Instructions for the task
Each entry below should be echoed exactly, with pictures omitted.

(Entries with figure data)
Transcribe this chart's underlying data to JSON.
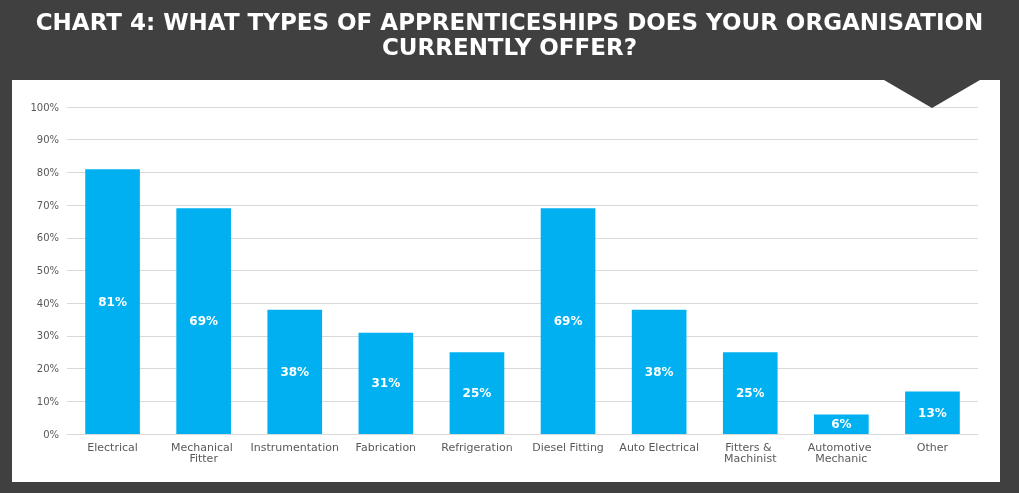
{
  "chart_data": {
    "type": "bar",
    "title": "CHART 4: WHAT TYPES OF APPRENTICESHIPS DOES YOUR ORGANISATION CURRENTLY OFFER?",
    "categories": [
      "Electrical",
      "Mechanical Fitter",
      "Instrumentation",
      "Fabrication",
      "Refrigeration",
      "Diesel Fitting",
      "Auto Electrical",
      "Fitters & Machinist",
      "Automotive Mechanic",
      "Other"
    ],
    "values": [
      81,
      69,
      38,
      31,
      25,
      69,
      38,
      25,
      6,
      13
    ],
    "value_labels": [
      "81%",
      "69%",
      "38%",
      "31%",
      "25%",
      "69%",
      "38%",
      "25%",
      "6%",
      "13%"
    ],
    "color": "#00b0f0",
    "ylim": [
      0,
      100
    ],
    "yticks": [
      {
        "value": 0,
        "label": "0%"
      },
      {
        "value": 10,
        "label": "10%"
      },
      {
        "value": 20,
        "label": "20%"
      },
      {
        "value": 30,
        "label": "30%"
      },
      {
        "value": 40,
        "label": "40%"
      },
      {
        "value": 50,
        "label": "50%"
      },
      {
        "value": 60,
        "label": "60%"
      },
      {
        "value": 70,
        "label": "70%"
      },
      {
        "value": 80,
        "label": "80%"
      },
      {
        "value": 90,
        "label": "90%"
      },
      {
        "value": 100,
        "label": "100%"
      }
    ],
    "grid": "y"
  }
}
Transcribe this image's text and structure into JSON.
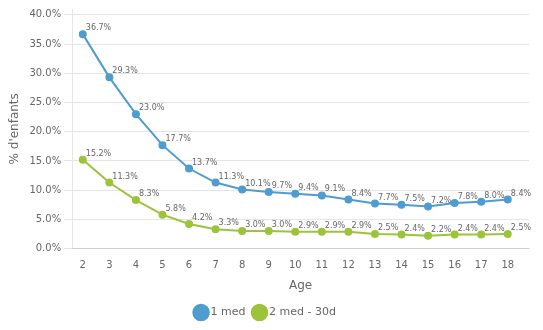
{
  "chart_data": {
    "type": "line",
    "xlabel": "Age",
    "ylabel": "% d'enfants",
    "x": [
      2,
      3,
      4,
      5,
      6,
      7,
      8,
      9,
      10,
      11,
      12,
      13,
      14,
      15,
      16,
      17,
      18
    ],
    "xlim": [
      1.6,
      18.8
    ],
    "xticks": [
      2,
      3,
      4,
      5,
      6,
      7,
      8,
      9,
      10,
      11,
      12,
      13,
      14,
      15,
      16,
      17,
      18
    ],
    "ylim": [
      0.0,
      41.0
    ],
    "yticks": [
      {
        "value": 0,
        "label": "0.0%"
      },
      {
        "value": 5,
        "label": "5.0%"
      },
      {
        "value": 10,
        "label": "10.0%"
      },
      {
        "value": 15,
        "label": "15.0%"
      },
      {
        "value": 20,
        "label": "20.0%"
      },
      {
        "value": 25,
        "label": "25.0%"
      },
      {
        "value": 30,
        "label": "30.0%"
      },
      {
        "value": 35,
        "label": "35.0%"
      },
      {
        "value": 40,
        "label": "40.0%"
      }
    ],
    "grid": "y",
    "legend": "bottom",
    "data_labels": true,
    "series": [
      {
        "name": "1 med",
        "color": "#4E9CD0",
        "marker": "circle",
        "values": [
          36.7,
          29.3,
          23.0,
          17.7,
          13.7,
          11.3,
          10.1,
          9.7,
          9.4,
          9.1,
          8.4,
          7.7,
          7.5,
          7.2,
          7.8,
          8.0,
          8.4
        ],
        "value_labels": [
          "36.7%",
          "29.3%",
          "23.0%",
          "17.7%",
          "13.7%",
          "11.3%",
          "10.1%",
          "9.7%",
          "9.4%",
          "9.1%",
          "8.4%",
          "7.7%",
          "7.5%",
          "7.2%",
          "7.8%",
          "8.0%",
          "8.4%"
        ]
      },
      {
        "name": "2 med - 30d",
        "color": "#9DC33B",
        "marker": "circle",
        "values": [
          15.2,
          11.3,
          8.3,
          5.8,
          4.2,
          3.3,
          3.0,
          3.0,
          2.9,
          2.9,
          2.9,
          2.5,
          2.4,
          2.2,
          2.4,
          2.4,
          2.5
        ],
        "value_labels": [
          "15.2%",
          "11.3%",
          "8.3%",
          "5.8%",
          "4.2%",
          "3.3%",
          "3.0%",
          "3.0%",
          "2.9%",
          "2.9%",
          "2.9%",
          "2.5%",
          "2.4%",
          "2.2%",
          "2.4%",
          "2.4%",
          "2.5%"
        ]
      }
    ]
  }
}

Task result
Transcribe this chart's underlying data to JSON.
{
  "chart_data": {
    "type": "bar",
    "title": "CHART 4: WHAT TYPES OF APPRENTICESHIPS DOES YOUR ORGANISATION CURRENTLY OFFER?",
    "categories": [
      "Electrical",
      "Mechanical Fitter",
      "Instrumentation",
      "Fabrication",
      "Refrigeration",
      "Diesel Fitting",
      "Auto Electrical",
      "Fitters & Machinist",
      "Automotive Mechanic",
      "Other"
    ],
    "values": [
      81,
      69,
      38,
      31,
      25,
      69,
      38,
      25,
      6,
      13
    ],
    "value_labels": [
      "81%",
      "69%",
      "38%",
      "31%",
      "25%",
      "69%",
      "38%",
      "25%",
      "6%",
      "13%"
    ],
    "color": "#00b0f0",
    "ylim": [
      0,
      100
    ],
    "yticks": [
      {
        "value": 0,
        "label": "0%"
      },
      {
        "value": 10,
        "label": "10%"
      },
      {
        "value": 20,
        "label": "20%"
      },
      {
        "value": 30,
        "label": "30%"
      },
      {
        "value": 40,
        "label": "40%"
      },
      {
        "value": 50,
        "label": "50%"
      },
      {
        "value": 60,
        "label": "60%"
      },
      {
        "value": 70,
        "label": "70%"
      },
      {
        "value": 80,
        "label": "80%"
      },
      {
        "value": 90,
        "label": "90%"
      },
      {
        "value": 100,
        "label": "100%"
      }
    ],
    "grid": "y"
  }
}
Transcribe this image's text and structure into JSON.
{
  "chart_data": {
    "type": "line",
    "xlabel": "Age",
    "ylabel": "% d'enfants",
    "x": [
      2,
      3,
      4,
      5,
      6,
      7,
      8,
      9,
      10,
      11,
      12,
      13,
      14,
      15,
      16,
      17,
      18
    ],
    "xlim": [
      1.6,
      18.8
    ],
    "xticks": [
      2,
      3,
      4,
      5,
      6,
      7,
      8,
      9,
      10,
      11,
      12,
      13,
      14,
      15,
      16,
      17,
      18
    ],
    "ylim": [
      0.0,
      41.0
    ],
    "yticks": [
      {
        "value": 0,
        "label": "0.0%"
      },
      {
        "value": 5,
        "label": "5.0%"
      },
      {
        "value": 10,
        "label": "10.0%"
      },
      {
        "value": 15,
        "label": "15.0%"
      },
      {
        "value": 20,
        "label": "20.0%"
      },
      {
        "value": 25,
        "label": "25.0%"
      },
      {
        "value": 30,
        "label": "30.0%"
      },
      {
        "value": 35,
        "label": "35.0%"
      },
      {
        "value": 40,
        "label": "40.0%"
      }
    ],
    "grid": "y",
    "legend": "bottom",
    "data_labels": true,
    "series": [
      {
        "name": "1 med",
        "color": "#4E9CD0",
        "marker": "circle",
        "values": [
          36.7,
          29.3,
          23.0,
          17.7,
          13.7,
          11.3,
          10.1,
          9.7,
          9.4,
          9.1,
          8.4,
          7.7,
          7.5,
          7.2,
          7.8,
          8.0,
          8.4
        ],
        "value_labels": [
          "36.7%",
          "29.3%",
          "23.0%",
          "17.7%",
          "13.7%",
          "11.3%",
          "10.1%",
          "9.7%",
          "9.4%",
          "9.1%",
          "8.4%",
          "7.7%",
          "7.5%",
          "7.2%",
          "7.8%",
          "8.0%",
          "8.4%"
        ]
      },
      {
        "name": "2 med - 30d",
        "color": "#9DC33B",
        "marker": "circle",
        "values": [
          15.2,
          11.3,
          8.3,
          5.8,
          4.2,
          3.3,
          3.0,
          3.0,
          2.9,
          2.9,
          2.9,
          2.5,
          2.4,
          2.2,
          2.4,
          2.4,
          2.5
        ],
        "value_labels": [
          "15.2%",
          "11.3%",
          "8.3%",
          "5.8%",
          "4.2%",
          "3.3%",
          "3.0%",
          "3.0%",
          "2.9%",
          "2.9%",
          "2.9%",
          "2.5%",
          "2.4%",
          "2.2%",
          "2.4%",
          "2.4%",
          "2.5%"
        ]
      }
    ]
  }
}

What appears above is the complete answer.